— BEGIN —

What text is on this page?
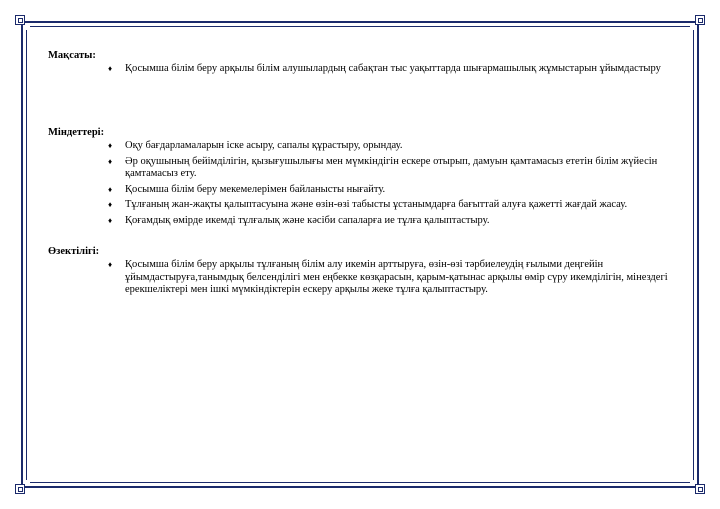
Мақсаты:
♦ Қосымша білім беру арқылы білім алушылардың сабақтан тыс уақыттарда шығармашылық жұмыстарын ұйымдастыру
Міндеттері:
♦ Оқу бағдарламаларын іске асыру, сапалы құрастыру, орындау.
♦ Әр оқушының бейімділігін, қызығушылығы мен мүмкіндігін ескере отырып, дамуын қамтамасыз ететін білім жүйесін қамтамасыз ету.
♦ Қосымша білім беру мекемелерімен байланысты нығайту.
♦ Тұлғаның жан-жақты қалыптасуына және өзін-өзі табысты ұстанымдарға бағыттай алуға қажетті жағдай жасау.
♦ Қоғамдық өмірде икемді тұлғалық және кәсіби сапаларға ие тұлға қалыптастыру.
Өзектілігі:
♦ Қосымша білім беру арқылы тұлғаның білім алу икемін арттыруға, өзін-өзі тәрбиелеудің ғылыми деңгейін ұйымдастыруға,танымдық белсенділігі мен еңбекке көзқарасын, қарым-қатынас арқылы өмір сүру икемділігін, мінездегі ерекшеліктері мен ішкі мүмкіндіктерін ескеру арқылы жеке тұлға қалыптастыру.
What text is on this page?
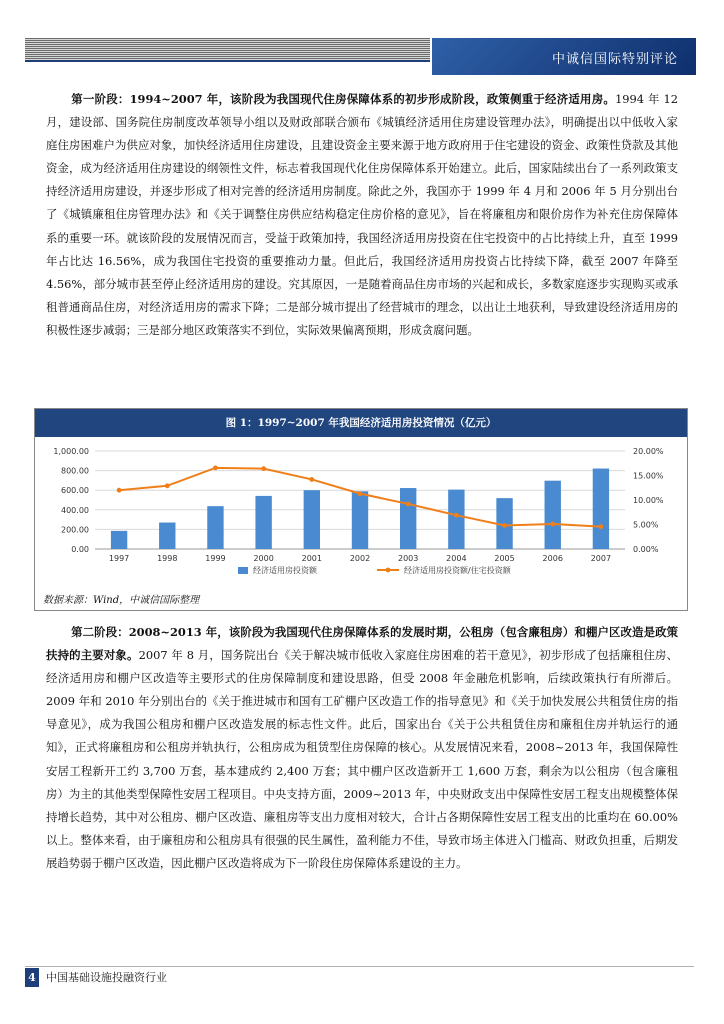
中诚信国际特别评论
第一阶段：1994~2007 年，该阶段为我国现代住房保障体系的初步形成阶段，政策侧重于经济适用房。1994 年 12 月，建设部、国务院住房制度改革领导小组以及财政部联合颁布《城镇经济适用住房建设管理办法》，明确提出以中低收入家庭住房困难户为供应对象，加快经济适用住房建设，且建设资金主要来源于地方政府用于住宅建设的资金、政策性贷款及其他资金，成为经济适用住房建设的纲领性文件，标志着我国现代化住房保障体系开始建立。此后，国家陆续出台了一系列政策支持经济适用房建设，并逐步形成了相对完善的经济适用房制度。除此之外，我国亦于 1999 年 4 月和 2006 年 5 月分别出台了《城镇廉租住房管理办法》和《关于调整住房供应结构稳定住房价格的意见》，旨在将廉租房和限价房作为补充住房保障体系的重要一环。就该阶段的发展情况而言，受益于政策加持，我国经济适用房投资在住宅投资中的占比持续上升，直至 1999 年占比达 16.56%，成为我国住宅投资的重要推动力量。但此后，我国经济适用房投资占比持续下降，截至 2007 年降至 4.56%，部分城市甚至停止经济适用房的建设。究其原因，一是随着商品住房市场的兴起和成长，多数家庭逐步实现购买或承租普通商品住房，对经济适用房的需求下降；二是部分城市提出了经营城市的理念，以出让土地获利，导致建设经济适用房的积极性逐步减弱；三是部分地区政策落实不到位，实际效果偏离预期，形成贪腐问题。
图 1：1997~2007 年我国经济适用房投资情况（亿元）
0.00
200.00
400.00
600.00
800.00
1,000.00
0.00%
5.00%
10.00%
15.00%
20.00%
1997	1998	1999	2000	2001	2002	2003	2004	2005	2006	2007
经济适用房投资额	经济适用房投资额/住宅投资额
数据来源：Wind，中诚信国际整理
第二阶段：2008~2013 年，该阶段为我国现代住房保障体系的发展时期，公租房（包含廉租房）和棚户区改造是政策扶持的主要对象。2007 年 8 月，国务院出台《关于解决城市低收入家庭住房困难的若干意见》，初步形成了包括廉租住房、经济适用房和棚户区改造等主要形式的住房保障制度和建设思路，但受 2008 年金融危机影响，后续政策执行有所滞后。2009 年和 2010 年分别出台的《关于推进城市和国有工矿棚户区改造工作的指导意见》和《关于加快发展公共租赁住房的指导意见》，成为我国公租房和棚户区改造发展的标志性文件。此后，国家出台《关于公共租赁住房和廉租住房并轨运行的通知》，正式将廉租房和公租房并轨执行，公租房成为租赁型住房保障的核心。从发展情况来看，2008~2013 年，我国保障性安居工程新开工约 3,700 万套，基本建成约 2,400 万套；其中棚户区改造新开工 1,600 万套，剩余为以公租房（包含廉租房）为主的其他类型保障性安居工程项目。中央支持方面，2009~2013 年，中央财政支出中保障性安居工程支出规模整体保持增长趋势，其中对公租房、棚户区改造、廉租房等支出力度相对较大，合计占各期保障性安居工程支出的比重均在 60.00%以上。整体来看，由于廉租房和公租房具有很强的民生属性，盈利能力不佳，导致市场主体进入门槛高、财政负担重，后期发展趋势弱于棚户区改造，因此棚户区改造将成为下一阶段住房保障体系建设的主力。
4 中国基础设施投融资行业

— END —

Locate the word "және" in the entries, and copy every line where it is found.

♦ Тұлғаның жан-жақты қалыптасуына және өзін-өзі табысты ұстанымдарға бағыттай алуға қажетті жағдай жасау.
♦ Қоғамдық өмірде икемді тұлғалық және кәсіби сапаларға ие тұлға қалыптастыру.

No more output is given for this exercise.